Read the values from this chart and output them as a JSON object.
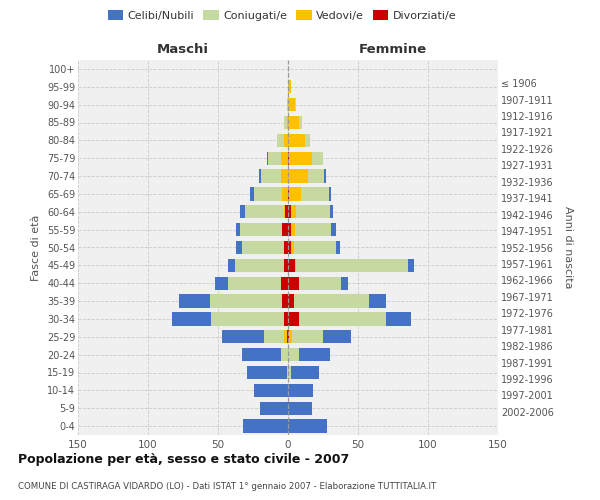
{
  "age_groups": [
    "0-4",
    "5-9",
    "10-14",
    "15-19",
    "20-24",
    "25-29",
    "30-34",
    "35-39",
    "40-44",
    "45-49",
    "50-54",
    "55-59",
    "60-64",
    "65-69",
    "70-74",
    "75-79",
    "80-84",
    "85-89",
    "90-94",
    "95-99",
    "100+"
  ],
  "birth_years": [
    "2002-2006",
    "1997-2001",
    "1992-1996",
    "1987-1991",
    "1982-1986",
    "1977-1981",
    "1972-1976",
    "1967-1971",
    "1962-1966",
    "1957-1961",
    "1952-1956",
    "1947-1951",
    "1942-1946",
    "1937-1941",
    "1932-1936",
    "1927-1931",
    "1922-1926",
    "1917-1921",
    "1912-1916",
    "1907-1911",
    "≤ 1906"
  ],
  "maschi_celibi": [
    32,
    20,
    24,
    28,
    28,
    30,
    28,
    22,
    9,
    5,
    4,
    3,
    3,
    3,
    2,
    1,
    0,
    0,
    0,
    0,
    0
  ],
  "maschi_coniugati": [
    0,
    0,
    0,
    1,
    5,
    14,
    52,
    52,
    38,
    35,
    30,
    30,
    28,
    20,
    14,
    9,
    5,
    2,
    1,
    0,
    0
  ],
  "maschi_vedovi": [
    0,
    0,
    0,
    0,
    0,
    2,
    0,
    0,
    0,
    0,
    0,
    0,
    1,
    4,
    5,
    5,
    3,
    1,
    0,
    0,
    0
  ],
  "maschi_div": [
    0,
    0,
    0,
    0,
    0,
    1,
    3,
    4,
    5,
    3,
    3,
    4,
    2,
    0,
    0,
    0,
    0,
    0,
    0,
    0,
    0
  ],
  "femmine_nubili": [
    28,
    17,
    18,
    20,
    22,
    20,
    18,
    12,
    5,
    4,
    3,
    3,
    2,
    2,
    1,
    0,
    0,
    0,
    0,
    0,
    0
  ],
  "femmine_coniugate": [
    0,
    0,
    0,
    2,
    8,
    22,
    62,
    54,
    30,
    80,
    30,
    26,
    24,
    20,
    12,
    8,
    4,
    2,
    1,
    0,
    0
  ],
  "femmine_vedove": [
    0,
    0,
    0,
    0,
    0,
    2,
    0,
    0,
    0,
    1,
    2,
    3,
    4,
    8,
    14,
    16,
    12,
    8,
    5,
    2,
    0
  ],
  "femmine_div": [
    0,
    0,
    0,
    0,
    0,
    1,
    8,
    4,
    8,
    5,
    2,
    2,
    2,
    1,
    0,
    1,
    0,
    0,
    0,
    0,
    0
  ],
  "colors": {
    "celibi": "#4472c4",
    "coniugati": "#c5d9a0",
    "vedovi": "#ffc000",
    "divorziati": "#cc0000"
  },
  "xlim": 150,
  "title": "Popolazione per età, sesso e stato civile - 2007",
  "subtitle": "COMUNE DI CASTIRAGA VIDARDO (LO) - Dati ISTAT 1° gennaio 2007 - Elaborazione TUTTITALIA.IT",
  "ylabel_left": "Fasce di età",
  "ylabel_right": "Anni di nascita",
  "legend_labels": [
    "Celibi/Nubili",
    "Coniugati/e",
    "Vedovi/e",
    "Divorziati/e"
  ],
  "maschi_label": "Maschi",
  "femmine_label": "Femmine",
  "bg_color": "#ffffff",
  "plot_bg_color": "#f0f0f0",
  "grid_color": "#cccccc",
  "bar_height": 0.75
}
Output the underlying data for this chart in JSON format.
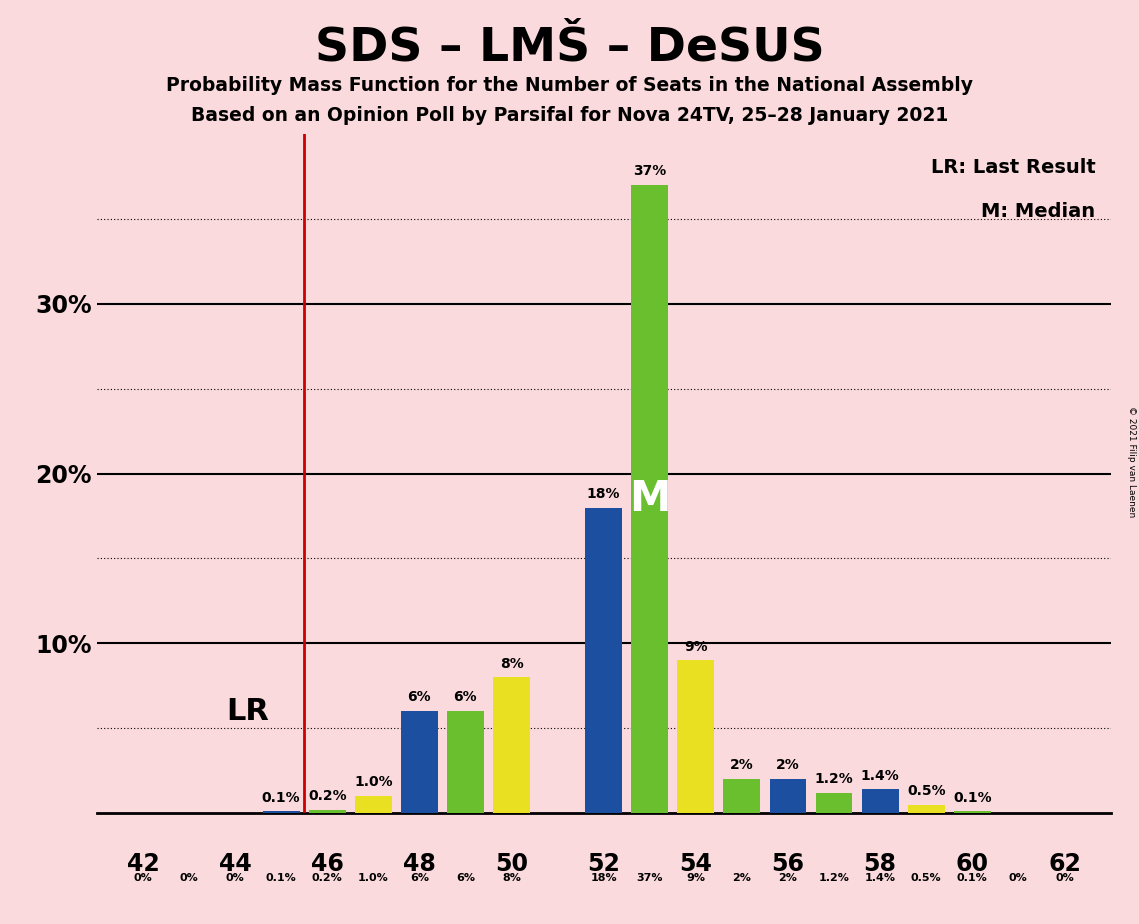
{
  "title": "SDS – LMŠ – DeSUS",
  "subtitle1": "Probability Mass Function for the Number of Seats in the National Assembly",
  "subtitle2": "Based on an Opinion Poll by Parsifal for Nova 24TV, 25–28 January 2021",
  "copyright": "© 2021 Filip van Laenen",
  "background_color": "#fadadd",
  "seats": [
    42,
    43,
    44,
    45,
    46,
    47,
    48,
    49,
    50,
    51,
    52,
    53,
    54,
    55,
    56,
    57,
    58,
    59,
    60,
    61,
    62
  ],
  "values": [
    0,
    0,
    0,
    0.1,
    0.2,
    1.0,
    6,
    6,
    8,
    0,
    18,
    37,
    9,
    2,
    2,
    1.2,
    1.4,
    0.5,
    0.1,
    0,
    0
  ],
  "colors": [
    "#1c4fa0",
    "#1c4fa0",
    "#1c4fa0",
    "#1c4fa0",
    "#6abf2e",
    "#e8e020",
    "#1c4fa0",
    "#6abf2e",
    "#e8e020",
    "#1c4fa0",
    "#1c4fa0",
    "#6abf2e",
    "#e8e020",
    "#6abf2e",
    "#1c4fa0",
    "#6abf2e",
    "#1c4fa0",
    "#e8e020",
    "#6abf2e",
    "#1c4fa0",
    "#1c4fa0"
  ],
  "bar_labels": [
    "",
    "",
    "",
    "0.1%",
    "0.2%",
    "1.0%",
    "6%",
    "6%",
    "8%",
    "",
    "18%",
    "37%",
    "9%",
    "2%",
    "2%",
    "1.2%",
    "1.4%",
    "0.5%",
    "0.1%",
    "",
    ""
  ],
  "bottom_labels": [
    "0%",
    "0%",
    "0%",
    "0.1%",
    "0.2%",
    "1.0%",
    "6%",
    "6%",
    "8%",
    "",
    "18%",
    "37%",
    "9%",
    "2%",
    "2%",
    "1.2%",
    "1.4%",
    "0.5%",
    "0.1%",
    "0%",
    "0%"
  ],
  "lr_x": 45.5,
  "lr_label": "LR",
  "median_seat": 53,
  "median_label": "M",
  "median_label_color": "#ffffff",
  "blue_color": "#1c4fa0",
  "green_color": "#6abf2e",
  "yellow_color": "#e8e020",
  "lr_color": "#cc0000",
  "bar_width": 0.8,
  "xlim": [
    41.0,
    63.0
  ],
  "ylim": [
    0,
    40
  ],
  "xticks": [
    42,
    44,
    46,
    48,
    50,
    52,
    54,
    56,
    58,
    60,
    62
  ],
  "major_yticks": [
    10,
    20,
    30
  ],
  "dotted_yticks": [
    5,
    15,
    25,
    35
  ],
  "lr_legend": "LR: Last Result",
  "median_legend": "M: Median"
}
· · · ·
■ Objective ■
Pull every line containing the word "this" out of the material and copy it.

■ Final result ■
Read the values from this chart and output them as a JSON object.
Output the underlying data for this chart in JSON format.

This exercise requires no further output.